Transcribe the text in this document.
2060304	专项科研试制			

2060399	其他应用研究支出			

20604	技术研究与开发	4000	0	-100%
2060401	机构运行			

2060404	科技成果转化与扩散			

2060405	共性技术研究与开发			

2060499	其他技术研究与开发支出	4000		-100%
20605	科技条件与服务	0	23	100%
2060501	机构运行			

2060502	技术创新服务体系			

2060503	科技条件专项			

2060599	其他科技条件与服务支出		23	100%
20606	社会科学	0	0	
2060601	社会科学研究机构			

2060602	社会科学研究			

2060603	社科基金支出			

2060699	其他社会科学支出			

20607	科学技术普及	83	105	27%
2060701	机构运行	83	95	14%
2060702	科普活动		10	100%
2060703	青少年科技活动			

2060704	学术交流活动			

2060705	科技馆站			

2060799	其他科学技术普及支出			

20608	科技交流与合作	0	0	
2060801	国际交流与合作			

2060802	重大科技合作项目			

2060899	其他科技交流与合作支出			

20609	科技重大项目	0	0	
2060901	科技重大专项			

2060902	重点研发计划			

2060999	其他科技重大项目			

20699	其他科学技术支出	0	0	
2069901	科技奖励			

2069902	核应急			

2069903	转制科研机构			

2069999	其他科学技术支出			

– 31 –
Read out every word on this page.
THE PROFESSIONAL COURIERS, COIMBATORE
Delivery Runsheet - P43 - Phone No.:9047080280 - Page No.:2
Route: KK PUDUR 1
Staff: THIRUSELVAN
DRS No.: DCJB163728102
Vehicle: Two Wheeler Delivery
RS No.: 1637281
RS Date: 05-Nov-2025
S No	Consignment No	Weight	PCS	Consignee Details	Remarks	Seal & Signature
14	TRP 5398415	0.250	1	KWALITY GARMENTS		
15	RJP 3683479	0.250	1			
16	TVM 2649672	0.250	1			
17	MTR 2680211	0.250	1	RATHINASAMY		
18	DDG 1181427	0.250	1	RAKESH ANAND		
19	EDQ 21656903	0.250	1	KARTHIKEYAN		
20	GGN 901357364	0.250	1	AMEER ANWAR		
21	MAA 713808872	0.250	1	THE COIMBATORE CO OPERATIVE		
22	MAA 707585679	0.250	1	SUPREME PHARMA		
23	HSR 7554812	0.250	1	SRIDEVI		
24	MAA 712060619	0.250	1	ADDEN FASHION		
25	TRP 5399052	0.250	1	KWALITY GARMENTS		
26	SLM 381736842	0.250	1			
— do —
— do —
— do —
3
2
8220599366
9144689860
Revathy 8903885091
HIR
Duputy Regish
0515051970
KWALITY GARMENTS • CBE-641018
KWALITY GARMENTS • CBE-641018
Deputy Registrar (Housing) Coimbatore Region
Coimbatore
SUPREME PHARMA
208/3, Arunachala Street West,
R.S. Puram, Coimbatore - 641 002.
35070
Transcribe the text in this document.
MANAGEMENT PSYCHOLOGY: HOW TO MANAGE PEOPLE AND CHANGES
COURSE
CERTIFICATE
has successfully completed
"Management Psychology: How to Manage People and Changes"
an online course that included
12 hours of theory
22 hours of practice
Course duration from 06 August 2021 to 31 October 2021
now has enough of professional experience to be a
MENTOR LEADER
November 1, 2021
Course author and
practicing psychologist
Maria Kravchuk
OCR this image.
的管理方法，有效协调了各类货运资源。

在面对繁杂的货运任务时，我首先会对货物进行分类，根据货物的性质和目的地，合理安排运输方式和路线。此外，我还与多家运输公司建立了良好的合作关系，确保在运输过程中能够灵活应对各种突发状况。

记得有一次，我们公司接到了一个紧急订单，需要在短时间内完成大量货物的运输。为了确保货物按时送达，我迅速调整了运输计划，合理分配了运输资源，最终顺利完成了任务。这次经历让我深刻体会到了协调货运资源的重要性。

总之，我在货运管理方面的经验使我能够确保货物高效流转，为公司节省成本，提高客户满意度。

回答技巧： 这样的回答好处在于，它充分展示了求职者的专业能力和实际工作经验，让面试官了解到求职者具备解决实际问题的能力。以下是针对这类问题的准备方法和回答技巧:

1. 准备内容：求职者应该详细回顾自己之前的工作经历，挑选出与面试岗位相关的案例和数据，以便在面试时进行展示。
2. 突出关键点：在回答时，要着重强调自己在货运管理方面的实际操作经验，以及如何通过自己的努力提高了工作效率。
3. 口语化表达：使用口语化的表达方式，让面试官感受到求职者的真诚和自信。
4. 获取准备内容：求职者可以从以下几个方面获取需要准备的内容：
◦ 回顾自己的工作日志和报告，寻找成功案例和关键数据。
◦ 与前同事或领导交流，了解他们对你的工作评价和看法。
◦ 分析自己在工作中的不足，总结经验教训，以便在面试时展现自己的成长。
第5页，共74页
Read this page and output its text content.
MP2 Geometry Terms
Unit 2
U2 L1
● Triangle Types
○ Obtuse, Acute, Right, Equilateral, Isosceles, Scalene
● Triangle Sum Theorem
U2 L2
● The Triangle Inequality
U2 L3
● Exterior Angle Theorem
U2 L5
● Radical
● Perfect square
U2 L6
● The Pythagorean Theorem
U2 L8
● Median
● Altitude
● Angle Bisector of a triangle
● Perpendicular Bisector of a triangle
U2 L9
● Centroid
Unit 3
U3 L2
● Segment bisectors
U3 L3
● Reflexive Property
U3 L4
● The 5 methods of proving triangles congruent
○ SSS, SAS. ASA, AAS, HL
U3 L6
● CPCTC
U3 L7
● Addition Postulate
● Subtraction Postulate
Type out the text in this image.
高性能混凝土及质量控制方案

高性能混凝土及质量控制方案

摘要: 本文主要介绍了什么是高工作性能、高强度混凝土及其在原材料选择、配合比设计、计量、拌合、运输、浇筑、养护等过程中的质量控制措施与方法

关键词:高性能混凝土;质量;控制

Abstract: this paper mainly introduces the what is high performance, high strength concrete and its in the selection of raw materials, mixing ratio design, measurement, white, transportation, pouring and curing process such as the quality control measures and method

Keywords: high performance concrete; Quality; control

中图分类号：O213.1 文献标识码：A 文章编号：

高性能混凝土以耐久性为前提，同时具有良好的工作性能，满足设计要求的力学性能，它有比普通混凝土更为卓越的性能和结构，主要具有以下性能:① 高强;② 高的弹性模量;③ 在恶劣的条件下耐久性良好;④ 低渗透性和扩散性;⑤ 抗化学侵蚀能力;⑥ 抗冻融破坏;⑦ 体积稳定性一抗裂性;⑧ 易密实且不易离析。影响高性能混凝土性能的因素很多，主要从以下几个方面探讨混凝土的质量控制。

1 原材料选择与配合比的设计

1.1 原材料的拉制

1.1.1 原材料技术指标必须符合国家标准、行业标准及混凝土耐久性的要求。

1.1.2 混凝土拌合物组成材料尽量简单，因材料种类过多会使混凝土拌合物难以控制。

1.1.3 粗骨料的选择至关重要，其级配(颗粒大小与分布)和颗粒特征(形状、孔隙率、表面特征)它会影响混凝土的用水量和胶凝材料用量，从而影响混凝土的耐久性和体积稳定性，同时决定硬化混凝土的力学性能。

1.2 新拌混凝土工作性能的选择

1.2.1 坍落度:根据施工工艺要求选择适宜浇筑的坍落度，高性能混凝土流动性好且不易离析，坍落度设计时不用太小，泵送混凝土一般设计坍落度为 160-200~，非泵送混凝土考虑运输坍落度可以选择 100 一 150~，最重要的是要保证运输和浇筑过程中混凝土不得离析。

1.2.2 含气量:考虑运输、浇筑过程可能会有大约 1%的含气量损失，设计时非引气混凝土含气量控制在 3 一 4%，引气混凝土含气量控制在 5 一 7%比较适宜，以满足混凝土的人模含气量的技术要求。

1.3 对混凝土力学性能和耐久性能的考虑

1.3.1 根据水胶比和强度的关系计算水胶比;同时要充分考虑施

━━━━━━━━

## WHAT IS BEING ASKED
Copy each line of the records containing the string "high".

## THE RESPONSE
Abstract: this paper mainly introduces the what is high performance, high strength concrete and its in the selection of raw materials, mixing ratio design, measurement, white, transportation, pouring and curing process such as the quality control measures and method
Keywords: high performance concrete; Quality; control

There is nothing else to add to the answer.